New York, January 7, 2026, 19:11 (EST)
Rumble Inc launched a crypto wallet with stablecoin issuer Tether on Wednesday, aiming to let viewers pay creators directly on its platform. Rumble shares jumped about 5% after the launch, CoinDesk reported. CoinDesk
The move lands as creator platforms look for ways to move money faster and with fewer tolls from banks and payment processors. Rumble is also betting that a direct payments option matters for creators who worry about fees, freezes or sudden shutdowns.
It is a branding play, too. Rumble pitches itself as a YouTube rival with a free-speech edge, and a payments rail it can point to fits that pitch. For Tether, it is another attempt to push USDT — a stablecoin, or crypto token designed to track the U.S. dollar — beyond trading.

# Source data
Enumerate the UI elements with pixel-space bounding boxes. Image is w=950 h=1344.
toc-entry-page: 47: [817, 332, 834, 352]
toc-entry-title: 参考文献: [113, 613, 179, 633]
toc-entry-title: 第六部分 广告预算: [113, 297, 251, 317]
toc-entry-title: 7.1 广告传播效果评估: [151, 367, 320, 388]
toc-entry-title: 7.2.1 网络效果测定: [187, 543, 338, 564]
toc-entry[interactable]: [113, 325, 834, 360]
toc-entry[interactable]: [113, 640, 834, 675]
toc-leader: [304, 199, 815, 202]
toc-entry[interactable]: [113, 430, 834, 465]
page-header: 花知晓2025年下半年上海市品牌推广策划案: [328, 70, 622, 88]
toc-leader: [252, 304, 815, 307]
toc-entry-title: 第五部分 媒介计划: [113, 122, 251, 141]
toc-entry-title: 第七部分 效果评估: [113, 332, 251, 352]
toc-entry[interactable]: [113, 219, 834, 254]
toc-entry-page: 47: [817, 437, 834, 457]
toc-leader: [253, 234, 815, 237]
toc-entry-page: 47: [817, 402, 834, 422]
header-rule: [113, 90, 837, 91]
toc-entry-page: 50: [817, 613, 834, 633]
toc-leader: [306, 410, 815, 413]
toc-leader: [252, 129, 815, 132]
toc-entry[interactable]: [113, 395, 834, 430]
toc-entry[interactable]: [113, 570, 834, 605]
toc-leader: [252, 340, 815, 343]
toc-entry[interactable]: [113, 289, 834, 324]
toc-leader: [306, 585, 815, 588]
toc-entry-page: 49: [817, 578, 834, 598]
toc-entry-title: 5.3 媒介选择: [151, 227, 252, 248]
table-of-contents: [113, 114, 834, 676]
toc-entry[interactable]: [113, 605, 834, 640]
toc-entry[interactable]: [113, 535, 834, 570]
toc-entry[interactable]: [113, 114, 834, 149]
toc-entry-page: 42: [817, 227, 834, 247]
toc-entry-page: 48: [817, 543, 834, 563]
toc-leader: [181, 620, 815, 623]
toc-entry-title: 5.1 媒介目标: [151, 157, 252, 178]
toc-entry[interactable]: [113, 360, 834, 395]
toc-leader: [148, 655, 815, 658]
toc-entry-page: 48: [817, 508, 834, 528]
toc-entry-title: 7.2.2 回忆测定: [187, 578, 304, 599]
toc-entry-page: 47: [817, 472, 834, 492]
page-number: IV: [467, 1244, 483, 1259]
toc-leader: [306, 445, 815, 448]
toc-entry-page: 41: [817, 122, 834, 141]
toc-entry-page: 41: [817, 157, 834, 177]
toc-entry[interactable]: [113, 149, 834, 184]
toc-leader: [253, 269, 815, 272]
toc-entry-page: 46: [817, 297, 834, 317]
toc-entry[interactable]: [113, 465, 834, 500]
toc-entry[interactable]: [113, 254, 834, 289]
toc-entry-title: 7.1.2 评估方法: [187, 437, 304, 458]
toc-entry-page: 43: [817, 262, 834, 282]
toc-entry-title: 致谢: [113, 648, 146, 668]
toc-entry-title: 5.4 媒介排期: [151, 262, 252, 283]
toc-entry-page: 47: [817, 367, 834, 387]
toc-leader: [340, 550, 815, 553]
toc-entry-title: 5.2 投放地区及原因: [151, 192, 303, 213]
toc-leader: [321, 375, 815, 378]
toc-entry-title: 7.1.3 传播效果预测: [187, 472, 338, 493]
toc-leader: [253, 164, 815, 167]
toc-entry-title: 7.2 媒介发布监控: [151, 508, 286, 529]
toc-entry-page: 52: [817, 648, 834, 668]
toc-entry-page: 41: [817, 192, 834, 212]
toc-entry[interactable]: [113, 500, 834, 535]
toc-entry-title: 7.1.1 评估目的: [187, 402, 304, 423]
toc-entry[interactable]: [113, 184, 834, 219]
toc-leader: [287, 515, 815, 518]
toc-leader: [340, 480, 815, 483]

# Required action
Return the passage of the article on Rumble's crypto wallet from "Rumble Inc launched" to "dollar — beyond trading.", copied word for word.

# Response to this exercise
Rumble Inc launched a crypto wallet with stablecoin issuer Tether on Wednesday, aiming to let viewers pay creators directly on its platform. Rumble shares jumped about 5% after the launch, CoinDesk reported. CoinDesk
The move lands as creator platforms look for ways to move money faster and with fewer tolls from banks and payment processors. Rumble is also betting that a direct payments option matters for creators who worry about fees, freezes or sudden shutdowns.
It is a branding play, too. Rumble pitches itself as a YouTube rival with a free-speech edge, and a payments rail it can point to fits that pitch. For Tether, it is another attempt to push USDT — a stablecoin, or crypto token designed to track the U.S. dollar — beyond trading.